Anayasa tartışmalarına bir giriş denemesi

Aptallık ve/veya ihanet! Balık hafızalı ülkemizde hatırlayan kalmış mıdır, bilemiyorum. Hatırlatalım: 1 Kasım 2015 tarihinde yapılan seçimler sonrasında AKP cenahı bir dönemin kapandığını dillendirmişti. Kastedilen “Gezi” parantezinin kapatılması idi. Sonrasında da esas parantezin yani "Cumhuriyet" parantezinin kapatılmasından bahsedilmişti. Ne Gezi ile ne Cumhuriyet ile hesaplaşmaları bitmedi.

Bu yazı yayınlandığında Cumhuriyetin 100. yılına 19 gün kalmış olacak. Yılları tek tek sayarsanız böyle. Oysa başka bir açıdan baktığımızda, 1923 yılında ilan edilen Cumhuriyet’in yüzüncü yılına ulaşamadan sona erdiğini de söyleyebiliriz. Muhakkak bunu söylediğimizde kızan çok olacaktır. Keşke kızmak yerine üzerine düşünülse!
════════════════════
Soru Seti ->
A. Metne göre yazı yayımlandığında Cumhuriyetin 100. yılına kaç gün kalmış olacak?
B. Şu ifadeler metinle uyuşuyor mu? (i) 1 Kasım 2015 seçimlerinden sonra AKP cenahı bir dönemin kapandığını dile getirdi. (ii) Gezi ile hesaplaşma sona erdi. (iii) Cumhuriyet 1923 yılında ilan edildi.
════════════════════
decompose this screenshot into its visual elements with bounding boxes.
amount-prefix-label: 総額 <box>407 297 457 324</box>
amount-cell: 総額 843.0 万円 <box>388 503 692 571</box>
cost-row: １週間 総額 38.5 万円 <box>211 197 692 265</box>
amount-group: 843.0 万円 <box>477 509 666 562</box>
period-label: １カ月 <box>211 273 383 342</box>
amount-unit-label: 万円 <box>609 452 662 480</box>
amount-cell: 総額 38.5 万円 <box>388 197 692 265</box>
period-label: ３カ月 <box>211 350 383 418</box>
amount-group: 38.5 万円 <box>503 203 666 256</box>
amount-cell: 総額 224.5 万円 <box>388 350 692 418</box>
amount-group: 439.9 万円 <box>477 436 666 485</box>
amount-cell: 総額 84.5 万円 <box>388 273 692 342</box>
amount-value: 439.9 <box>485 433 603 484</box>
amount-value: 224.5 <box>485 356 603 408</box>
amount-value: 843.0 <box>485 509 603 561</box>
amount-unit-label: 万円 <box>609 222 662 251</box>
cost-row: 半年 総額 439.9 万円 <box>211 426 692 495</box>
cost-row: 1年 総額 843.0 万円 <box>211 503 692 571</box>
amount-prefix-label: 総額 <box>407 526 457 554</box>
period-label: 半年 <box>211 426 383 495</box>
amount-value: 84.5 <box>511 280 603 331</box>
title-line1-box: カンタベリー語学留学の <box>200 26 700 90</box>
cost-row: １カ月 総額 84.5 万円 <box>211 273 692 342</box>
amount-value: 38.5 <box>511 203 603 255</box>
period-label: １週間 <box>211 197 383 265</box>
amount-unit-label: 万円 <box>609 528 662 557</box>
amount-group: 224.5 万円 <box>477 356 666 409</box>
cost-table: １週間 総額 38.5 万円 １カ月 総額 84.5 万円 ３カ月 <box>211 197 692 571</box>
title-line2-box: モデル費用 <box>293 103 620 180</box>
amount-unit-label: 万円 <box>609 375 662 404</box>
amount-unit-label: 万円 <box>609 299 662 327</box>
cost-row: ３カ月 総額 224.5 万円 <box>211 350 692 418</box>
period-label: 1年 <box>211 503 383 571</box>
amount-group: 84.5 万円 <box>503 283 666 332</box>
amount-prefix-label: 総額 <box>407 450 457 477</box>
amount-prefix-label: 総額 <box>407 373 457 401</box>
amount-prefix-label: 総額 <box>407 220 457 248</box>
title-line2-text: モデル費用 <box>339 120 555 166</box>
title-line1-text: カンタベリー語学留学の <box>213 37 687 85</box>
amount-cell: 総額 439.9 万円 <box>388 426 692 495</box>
════════════════════
Nihai Sonuçlar ->
A. 19 gün

B.
(i) Evet: "1 Kasım 2015 tarihinde yapılan seçimler sonrasında AKP cenahı bir dönemin kapandığını dillendirmişti."
(ii) Hayır: "Ne Gezi ile ne Cumhuriyet ile hesaplaşmaları bitmedi."
(iii) Evet: "1923 yılında ilan edilen Cumhuriyet’in"